** Task **
State how many lines in the listing below include the word "maahan", and add nothing besides the number.

Data records:
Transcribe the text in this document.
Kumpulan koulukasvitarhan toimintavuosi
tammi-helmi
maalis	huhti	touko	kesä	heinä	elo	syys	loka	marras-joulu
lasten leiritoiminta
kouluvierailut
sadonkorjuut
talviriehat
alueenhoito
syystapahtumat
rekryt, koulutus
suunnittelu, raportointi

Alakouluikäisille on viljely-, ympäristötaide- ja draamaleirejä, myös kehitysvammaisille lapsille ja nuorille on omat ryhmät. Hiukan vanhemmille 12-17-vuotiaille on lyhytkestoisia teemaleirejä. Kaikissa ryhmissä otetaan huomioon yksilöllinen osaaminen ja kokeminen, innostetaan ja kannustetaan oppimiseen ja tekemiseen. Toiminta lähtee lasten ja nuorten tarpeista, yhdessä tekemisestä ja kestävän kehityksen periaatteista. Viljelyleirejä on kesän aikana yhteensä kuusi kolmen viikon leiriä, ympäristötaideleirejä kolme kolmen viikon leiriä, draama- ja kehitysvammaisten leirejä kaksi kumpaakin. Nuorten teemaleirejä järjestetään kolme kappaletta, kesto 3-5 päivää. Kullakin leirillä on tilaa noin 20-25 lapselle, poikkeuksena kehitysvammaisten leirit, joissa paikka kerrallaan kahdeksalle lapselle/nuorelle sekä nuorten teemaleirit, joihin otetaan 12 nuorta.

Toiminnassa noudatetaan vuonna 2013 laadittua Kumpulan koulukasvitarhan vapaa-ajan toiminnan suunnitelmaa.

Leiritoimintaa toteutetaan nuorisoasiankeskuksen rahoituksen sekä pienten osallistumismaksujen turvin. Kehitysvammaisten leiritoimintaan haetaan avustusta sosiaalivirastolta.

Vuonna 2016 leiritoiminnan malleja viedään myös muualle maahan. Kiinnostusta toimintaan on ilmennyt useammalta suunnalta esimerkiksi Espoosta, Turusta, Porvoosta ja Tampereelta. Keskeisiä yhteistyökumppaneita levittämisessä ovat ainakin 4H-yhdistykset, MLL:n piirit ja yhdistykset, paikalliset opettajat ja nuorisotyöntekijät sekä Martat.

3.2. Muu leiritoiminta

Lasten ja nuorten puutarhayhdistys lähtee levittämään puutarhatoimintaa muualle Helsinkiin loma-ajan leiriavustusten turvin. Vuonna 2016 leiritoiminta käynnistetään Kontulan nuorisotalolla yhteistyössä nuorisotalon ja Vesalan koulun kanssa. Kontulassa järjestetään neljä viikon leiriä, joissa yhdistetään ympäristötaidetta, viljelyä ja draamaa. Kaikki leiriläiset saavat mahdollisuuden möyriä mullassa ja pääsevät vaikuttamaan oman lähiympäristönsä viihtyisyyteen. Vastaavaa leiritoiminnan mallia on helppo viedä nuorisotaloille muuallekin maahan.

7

** Reply to the exercise **
2